(TASK DESCRIPTION):
Format the lines below as a JSON list of strings, one string per line, leaving out blank lines. Include only the lines from the one containing "bar-segment-4-stars[interactable]: [537, 283, 584, 312]" up to and including the one containing "window-title: Covve: Stay".

(EXCERPTED DATA):
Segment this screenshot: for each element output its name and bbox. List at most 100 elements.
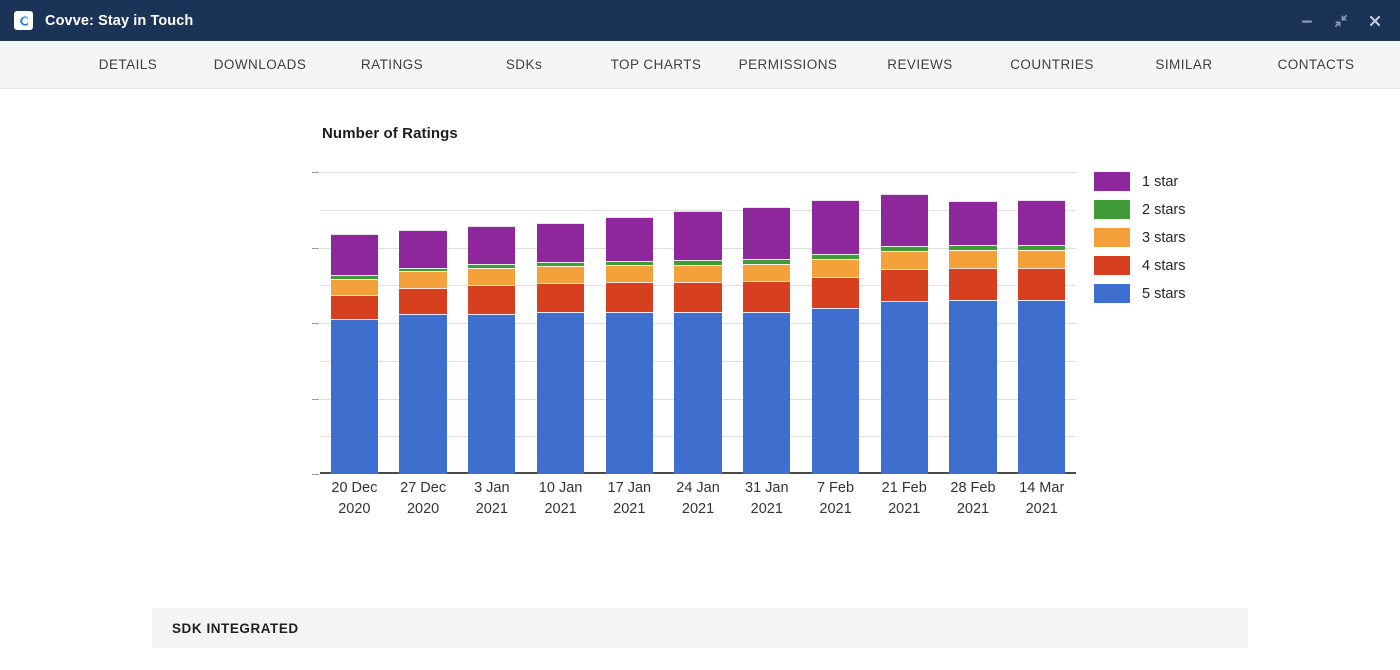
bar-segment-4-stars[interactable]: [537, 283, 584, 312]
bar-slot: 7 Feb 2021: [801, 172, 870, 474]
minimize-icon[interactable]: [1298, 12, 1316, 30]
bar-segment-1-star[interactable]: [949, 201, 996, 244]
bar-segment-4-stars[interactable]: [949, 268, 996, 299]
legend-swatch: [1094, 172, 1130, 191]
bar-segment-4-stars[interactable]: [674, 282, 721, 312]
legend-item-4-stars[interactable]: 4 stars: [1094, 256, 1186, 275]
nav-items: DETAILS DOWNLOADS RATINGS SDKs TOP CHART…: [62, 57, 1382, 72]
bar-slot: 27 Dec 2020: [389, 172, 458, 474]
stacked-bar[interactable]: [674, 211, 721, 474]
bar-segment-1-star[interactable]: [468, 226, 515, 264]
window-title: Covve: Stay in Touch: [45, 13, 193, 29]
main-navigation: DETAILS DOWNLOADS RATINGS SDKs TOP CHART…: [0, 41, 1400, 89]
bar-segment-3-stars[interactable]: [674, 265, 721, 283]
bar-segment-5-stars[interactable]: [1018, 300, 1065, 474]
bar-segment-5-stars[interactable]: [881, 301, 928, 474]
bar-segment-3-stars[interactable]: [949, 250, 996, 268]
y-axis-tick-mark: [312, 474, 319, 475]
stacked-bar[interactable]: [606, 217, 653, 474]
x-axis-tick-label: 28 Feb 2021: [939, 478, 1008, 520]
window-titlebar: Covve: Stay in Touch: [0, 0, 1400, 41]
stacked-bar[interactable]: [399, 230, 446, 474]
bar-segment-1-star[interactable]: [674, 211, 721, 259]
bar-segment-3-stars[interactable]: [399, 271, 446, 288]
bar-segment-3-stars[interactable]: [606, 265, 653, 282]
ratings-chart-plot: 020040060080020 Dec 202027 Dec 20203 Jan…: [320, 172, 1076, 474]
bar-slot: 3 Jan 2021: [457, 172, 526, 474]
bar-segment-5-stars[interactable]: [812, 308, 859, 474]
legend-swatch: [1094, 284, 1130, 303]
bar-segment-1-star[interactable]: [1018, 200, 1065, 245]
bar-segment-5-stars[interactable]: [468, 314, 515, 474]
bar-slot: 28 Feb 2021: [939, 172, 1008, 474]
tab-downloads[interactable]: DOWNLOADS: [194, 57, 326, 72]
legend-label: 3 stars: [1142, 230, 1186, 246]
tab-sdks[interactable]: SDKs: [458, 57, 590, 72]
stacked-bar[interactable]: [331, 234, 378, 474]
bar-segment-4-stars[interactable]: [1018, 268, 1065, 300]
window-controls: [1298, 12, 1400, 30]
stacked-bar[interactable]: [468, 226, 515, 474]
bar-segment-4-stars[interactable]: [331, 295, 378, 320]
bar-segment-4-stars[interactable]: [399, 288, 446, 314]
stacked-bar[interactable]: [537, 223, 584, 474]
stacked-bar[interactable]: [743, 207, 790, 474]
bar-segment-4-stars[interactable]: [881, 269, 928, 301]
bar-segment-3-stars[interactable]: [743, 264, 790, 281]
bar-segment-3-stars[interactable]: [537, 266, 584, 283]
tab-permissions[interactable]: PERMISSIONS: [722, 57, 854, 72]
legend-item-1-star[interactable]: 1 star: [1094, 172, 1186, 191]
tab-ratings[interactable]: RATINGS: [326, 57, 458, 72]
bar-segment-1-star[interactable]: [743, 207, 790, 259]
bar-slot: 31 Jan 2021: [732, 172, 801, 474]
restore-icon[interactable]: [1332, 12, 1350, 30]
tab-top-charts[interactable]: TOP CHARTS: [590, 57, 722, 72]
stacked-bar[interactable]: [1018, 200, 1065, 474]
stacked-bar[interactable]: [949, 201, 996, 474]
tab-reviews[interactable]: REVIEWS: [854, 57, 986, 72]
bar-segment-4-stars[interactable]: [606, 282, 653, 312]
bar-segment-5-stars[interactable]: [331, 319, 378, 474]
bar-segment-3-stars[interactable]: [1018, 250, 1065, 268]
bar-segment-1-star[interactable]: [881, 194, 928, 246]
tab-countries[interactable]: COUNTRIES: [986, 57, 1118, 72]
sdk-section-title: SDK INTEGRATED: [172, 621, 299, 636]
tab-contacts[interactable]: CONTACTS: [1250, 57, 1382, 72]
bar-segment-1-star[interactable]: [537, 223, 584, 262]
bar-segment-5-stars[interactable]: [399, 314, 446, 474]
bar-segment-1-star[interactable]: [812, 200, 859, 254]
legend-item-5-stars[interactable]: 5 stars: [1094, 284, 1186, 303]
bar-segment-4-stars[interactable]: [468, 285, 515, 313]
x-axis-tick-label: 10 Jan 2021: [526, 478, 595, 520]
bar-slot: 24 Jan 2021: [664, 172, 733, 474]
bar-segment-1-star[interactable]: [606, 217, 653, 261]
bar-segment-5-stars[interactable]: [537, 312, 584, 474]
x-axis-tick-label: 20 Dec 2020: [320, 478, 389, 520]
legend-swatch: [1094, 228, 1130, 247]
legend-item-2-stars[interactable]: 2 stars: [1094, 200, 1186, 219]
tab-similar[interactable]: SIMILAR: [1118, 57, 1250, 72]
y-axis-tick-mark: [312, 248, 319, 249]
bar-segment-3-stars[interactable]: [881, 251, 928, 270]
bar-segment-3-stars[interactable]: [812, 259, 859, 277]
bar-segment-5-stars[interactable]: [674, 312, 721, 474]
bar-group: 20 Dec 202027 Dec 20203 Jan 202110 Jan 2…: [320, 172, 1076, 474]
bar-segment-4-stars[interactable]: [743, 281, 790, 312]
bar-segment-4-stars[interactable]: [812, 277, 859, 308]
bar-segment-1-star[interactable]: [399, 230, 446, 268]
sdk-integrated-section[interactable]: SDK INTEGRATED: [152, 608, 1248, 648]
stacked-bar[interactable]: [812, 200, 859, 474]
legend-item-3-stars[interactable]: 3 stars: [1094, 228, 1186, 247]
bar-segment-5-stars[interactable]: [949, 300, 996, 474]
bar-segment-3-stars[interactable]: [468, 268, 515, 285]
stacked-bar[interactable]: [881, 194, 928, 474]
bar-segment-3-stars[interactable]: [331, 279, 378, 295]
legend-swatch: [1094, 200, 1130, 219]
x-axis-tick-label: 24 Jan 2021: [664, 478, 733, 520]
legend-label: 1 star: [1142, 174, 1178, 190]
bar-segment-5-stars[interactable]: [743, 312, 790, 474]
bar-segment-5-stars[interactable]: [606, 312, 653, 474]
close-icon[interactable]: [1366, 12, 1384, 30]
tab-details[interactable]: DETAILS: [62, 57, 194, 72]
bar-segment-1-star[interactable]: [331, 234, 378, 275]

(THE COMPLETED TASK):
[
  "bar-segment-4-stars[interactable]: [537, 283, 584, 312]",
  "bar-slot: 7 Feb 2021: [801, 172, 870, 474]",
  "minimize-icon[interactable]: [1298, 12, 1316, 30]",
  "bar-segment-1-star[interactable]: [949, 201, 996, 244]",
  "bar-segment-4-stars[interactable]: [949, 268, 996, 299]",
  "legend-swatch: [1094, 172, 1130, 191]",
  "bar-segment-4-stars[interactable]: [674, 282, 721, 312]",
  "legend-item-4-stars[interactable]: 4 stars: [1094, 256, 1186, 275]",
  "nav-items: DETAILS DOWNLOADS RATINGS SDKs TOP CHART…: [62, 57, 1382, 72]",
  "bar-slot: 27 Dec 2020: [389, 172, 458, 474]",
  "stacked-bar[interactable]: [674, 211, 721, 474]",
  "bar-segment-1-star[interactable]: [468, 226, 515, 264]",
  "window-title: Covve: Stay in Touch: [45, 13, 193, 29]"
]